**PROBLEM DESCRIPTION**
Starting at the line that holds "Read out every word on this page.", copy every line exactly through the end of the data, and no others.

### TASK INPUT

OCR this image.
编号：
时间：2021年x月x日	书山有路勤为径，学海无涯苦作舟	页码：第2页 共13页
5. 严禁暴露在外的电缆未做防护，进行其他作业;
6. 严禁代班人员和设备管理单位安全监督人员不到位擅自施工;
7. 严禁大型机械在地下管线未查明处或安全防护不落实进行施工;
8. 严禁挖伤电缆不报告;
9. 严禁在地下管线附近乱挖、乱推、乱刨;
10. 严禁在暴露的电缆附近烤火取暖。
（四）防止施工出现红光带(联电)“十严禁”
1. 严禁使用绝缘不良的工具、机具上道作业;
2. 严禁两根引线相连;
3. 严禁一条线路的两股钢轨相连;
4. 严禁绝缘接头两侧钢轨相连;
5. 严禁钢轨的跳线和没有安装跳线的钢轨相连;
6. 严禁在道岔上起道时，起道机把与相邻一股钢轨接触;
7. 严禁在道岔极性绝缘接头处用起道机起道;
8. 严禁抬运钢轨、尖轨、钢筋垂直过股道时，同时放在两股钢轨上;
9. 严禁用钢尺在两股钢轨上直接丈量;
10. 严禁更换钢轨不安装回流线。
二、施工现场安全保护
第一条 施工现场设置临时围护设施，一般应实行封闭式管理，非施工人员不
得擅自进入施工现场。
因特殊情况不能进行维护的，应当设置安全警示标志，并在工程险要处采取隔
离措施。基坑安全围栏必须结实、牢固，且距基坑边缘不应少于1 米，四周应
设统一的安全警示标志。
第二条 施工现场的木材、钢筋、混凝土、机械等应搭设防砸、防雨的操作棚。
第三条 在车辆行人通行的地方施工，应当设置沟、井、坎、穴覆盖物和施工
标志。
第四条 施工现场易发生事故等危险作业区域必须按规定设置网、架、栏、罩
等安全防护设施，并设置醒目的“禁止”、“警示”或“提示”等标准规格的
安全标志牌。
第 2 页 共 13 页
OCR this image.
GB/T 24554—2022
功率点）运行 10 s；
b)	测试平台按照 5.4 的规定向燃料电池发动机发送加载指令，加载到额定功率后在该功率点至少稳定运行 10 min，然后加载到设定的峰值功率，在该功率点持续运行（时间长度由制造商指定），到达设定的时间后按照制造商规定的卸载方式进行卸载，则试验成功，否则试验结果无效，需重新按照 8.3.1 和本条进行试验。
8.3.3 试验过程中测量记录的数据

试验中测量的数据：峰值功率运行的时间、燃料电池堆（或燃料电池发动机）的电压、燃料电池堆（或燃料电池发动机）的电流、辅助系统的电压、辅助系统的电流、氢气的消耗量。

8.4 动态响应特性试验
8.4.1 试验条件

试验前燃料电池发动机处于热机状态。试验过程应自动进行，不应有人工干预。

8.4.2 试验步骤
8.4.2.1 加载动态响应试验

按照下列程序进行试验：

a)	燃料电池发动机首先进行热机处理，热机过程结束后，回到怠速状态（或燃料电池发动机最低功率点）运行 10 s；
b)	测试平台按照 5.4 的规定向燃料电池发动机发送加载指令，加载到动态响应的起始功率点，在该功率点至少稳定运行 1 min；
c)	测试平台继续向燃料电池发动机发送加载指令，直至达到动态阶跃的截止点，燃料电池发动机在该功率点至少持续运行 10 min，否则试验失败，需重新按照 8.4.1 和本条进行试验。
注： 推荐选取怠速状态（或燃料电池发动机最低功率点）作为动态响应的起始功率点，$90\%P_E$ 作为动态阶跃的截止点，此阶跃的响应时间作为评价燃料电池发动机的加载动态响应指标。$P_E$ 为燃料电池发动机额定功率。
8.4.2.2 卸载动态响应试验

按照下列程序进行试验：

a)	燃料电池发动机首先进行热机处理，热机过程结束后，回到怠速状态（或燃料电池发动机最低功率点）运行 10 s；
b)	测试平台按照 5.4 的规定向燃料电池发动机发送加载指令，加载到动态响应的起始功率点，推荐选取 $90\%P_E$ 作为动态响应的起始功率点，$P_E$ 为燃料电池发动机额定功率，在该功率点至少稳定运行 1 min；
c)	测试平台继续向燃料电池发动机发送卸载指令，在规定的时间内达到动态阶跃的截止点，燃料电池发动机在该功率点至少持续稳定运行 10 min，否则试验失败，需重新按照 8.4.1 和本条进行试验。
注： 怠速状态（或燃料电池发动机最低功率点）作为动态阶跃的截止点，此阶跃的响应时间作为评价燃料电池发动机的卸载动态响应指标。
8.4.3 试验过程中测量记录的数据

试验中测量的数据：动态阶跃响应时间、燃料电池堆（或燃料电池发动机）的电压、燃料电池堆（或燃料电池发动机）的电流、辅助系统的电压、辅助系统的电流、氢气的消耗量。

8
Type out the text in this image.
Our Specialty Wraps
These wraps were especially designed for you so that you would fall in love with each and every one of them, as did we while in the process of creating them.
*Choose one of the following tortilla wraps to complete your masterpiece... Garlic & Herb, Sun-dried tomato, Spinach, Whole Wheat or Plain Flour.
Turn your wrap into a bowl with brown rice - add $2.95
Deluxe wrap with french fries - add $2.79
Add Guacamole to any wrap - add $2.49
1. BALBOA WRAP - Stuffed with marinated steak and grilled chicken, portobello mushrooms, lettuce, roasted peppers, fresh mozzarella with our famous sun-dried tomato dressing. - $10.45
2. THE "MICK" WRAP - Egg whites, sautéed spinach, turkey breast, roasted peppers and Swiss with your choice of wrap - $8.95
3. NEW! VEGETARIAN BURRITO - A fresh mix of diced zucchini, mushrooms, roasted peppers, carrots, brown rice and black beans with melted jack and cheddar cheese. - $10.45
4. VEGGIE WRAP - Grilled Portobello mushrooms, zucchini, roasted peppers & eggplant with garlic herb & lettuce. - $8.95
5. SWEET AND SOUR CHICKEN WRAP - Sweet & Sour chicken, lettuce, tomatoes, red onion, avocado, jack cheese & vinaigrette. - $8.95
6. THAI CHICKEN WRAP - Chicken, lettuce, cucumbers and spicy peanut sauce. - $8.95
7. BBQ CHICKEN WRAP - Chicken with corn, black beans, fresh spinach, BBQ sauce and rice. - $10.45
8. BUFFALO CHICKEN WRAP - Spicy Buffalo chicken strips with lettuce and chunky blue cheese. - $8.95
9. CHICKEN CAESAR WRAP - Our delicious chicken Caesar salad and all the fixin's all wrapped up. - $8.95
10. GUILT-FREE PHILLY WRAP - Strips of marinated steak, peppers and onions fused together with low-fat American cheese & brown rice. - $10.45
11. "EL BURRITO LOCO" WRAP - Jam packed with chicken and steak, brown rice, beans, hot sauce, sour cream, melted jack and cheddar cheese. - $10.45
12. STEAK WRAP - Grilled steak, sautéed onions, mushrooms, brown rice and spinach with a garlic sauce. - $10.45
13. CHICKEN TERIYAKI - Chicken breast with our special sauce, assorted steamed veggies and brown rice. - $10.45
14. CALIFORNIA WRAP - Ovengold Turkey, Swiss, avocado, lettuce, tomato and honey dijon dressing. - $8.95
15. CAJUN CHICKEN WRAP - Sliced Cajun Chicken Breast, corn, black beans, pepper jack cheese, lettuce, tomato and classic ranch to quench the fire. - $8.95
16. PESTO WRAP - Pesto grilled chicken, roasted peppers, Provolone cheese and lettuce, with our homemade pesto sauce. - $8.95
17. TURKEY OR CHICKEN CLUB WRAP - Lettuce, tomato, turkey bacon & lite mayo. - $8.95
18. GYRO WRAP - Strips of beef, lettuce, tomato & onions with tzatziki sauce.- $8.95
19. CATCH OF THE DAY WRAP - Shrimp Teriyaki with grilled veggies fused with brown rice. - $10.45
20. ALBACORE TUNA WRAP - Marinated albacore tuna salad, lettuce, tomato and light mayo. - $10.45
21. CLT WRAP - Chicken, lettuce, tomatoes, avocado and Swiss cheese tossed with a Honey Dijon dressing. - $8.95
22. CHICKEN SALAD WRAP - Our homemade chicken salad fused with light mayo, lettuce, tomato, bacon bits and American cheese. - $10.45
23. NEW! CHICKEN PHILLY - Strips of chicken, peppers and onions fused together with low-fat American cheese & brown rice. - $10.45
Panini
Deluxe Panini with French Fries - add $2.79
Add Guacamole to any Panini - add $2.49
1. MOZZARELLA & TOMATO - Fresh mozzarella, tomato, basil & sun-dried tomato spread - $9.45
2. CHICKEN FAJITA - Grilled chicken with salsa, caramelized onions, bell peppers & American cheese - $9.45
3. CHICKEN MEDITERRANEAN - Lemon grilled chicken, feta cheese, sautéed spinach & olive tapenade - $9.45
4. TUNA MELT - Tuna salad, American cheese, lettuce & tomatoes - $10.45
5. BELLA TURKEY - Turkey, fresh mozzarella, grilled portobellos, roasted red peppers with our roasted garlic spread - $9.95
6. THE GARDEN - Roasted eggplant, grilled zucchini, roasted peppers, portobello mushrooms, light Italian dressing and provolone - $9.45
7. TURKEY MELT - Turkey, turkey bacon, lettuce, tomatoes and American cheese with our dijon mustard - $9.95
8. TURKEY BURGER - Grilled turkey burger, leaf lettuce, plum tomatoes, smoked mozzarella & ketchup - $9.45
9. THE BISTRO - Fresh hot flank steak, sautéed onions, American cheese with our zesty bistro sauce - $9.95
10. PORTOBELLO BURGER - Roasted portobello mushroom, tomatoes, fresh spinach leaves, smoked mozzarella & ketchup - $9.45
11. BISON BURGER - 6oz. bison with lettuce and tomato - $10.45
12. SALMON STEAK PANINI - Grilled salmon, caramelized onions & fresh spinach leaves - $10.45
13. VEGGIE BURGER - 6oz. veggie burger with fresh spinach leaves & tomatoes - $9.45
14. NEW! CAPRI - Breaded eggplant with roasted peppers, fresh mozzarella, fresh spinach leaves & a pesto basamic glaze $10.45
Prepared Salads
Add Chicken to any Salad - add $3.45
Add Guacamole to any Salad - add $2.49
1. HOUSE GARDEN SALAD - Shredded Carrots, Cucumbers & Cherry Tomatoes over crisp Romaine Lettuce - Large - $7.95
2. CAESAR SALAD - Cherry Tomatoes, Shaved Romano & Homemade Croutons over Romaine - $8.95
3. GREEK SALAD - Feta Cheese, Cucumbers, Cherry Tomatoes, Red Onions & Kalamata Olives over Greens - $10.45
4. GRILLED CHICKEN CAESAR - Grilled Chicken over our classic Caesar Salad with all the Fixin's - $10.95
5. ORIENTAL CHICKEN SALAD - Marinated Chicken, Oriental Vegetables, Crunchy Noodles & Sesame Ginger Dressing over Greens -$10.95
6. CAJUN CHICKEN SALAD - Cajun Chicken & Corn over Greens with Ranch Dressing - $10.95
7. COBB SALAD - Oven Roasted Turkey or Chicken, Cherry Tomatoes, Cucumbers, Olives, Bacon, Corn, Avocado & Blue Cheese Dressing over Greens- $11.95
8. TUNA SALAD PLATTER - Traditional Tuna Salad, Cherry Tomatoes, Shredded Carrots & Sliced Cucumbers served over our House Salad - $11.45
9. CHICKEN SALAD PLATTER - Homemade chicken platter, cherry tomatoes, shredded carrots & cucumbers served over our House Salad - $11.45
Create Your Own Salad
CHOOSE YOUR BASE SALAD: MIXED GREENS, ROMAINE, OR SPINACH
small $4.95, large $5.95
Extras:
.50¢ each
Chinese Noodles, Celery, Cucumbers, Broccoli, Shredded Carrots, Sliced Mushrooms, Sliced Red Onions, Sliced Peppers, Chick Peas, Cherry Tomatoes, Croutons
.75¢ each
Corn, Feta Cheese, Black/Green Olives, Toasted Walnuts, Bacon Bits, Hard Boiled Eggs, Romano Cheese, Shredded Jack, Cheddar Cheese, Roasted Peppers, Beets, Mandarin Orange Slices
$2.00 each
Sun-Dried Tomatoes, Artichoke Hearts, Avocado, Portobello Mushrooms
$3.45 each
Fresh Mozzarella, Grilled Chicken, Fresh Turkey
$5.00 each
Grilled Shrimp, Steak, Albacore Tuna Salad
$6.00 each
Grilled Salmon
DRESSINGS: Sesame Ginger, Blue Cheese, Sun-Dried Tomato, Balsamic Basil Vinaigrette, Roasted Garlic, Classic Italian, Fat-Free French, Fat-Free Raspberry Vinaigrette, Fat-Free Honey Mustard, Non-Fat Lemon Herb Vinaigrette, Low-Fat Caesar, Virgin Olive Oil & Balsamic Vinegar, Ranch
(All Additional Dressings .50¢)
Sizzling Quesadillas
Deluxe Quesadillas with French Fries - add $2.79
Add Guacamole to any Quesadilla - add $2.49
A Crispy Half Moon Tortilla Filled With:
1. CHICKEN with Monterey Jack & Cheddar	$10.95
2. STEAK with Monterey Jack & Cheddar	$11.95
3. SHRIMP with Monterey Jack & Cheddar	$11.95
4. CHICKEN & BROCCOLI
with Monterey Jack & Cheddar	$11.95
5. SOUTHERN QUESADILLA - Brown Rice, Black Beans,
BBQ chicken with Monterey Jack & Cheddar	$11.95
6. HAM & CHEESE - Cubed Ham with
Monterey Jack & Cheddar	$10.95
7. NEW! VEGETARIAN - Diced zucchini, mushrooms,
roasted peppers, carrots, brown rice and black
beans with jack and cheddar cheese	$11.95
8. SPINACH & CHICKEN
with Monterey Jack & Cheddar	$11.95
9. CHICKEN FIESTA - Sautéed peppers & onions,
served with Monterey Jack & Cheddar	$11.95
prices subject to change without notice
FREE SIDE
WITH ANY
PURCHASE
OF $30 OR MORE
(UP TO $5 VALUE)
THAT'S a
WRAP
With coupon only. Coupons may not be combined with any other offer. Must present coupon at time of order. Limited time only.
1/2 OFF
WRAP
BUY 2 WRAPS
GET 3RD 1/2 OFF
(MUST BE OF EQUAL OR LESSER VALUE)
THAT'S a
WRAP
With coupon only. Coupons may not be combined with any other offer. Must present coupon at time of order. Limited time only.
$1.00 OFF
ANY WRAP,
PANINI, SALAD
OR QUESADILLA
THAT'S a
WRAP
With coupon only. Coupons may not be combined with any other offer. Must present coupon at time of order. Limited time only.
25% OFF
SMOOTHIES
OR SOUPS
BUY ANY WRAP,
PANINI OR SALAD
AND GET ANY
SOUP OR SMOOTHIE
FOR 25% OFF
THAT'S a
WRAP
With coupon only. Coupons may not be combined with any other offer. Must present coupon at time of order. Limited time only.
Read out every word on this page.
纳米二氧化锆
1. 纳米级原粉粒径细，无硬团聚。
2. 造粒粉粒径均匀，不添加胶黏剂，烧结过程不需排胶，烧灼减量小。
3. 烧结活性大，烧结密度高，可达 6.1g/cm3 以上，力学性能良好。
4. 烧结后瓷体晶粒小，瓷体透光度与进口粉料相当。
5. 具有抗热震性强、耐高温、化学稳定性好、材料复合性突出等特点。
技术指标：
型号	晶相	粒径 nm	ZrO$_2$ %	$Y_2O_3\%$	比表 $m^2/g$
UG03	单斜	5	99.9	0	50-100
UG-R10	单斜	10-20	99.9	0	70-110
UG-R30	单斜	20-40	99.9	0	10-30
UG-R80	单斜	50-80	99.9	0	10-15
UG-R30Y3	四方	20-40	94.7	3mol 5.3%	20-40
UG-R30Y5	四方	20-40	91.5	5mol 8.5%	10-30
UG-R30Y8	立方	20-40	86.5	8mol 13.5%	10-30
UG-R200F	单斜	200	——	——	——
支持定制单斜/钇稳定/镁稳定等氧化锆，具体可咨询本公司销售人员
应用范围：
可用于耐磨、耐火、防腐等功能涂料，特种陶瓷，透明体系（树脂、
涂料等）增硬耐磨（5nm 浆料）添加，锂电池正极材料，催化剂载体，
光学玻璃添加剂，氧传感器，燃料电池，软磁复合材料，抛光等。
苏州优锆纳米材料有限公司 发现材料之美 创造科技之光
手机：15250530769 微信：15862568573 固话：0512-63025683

######

**RESULT**
Read out every word on this page.
纳米二氧化锆
1. 纳米级原粉粒径细，无硬团聚。
2. 造粒粉粒径均匀，不添加胶黏剂，烧结过程不需排胶，烧灼减量小。
3. 烧结活性大，烧结密度高，可达 6.1g/cm3 以上，力学性能良好。
4. 烧结后瓷体晶粒小，瓷体透光度与进口粉料相当。
5. 具有抗热震性强、耐高温、化学稳定性好、材料复合性突出等特点。
技术指标：
型号	晶相	粒径 nm	ZrO$_2$ %	$Y_2O_3\%$	比表 $m^2/g$
UG03	单斜	5	99.9	0	50-100
UG-R10	单斜	10-20	99.9	0	70-110
UG-R30	单斜	20-40	99.9	0	10-30
UG-R80	单斜	50-80	99.9	0	10-15
UG-R30Y3	四方	20-40	94.7	3mol 5.3%	20-40
UG-R30Y5	四方	20-40	91.5	5mol 8.5%	10-30
UG-R30Y8	立方	20-40	86.5	8mol 13.5%	10-30
UG-R200F	单斜	200	——	——	——
支持定制单斜/钇稳定/镁稳定等氧化锆，具体可咨询本公司销售人员
应用范围：
可用于耐磨、耐火、防腐等功能涂料，特种陶瓷，透明体系（树脂、
涂料等）增硬耐磨（5nm 浆料）添加，锂电池正极材料，催化剂载体，
光学玻璃添加剂，氧传感器，燃料电池，软磁复合材料，抛光等。
苏州优锆纳米材料有限公司 发现材料之美 创造科技之光
手机：15250530769 微信：15862568573 固话：0512-63025683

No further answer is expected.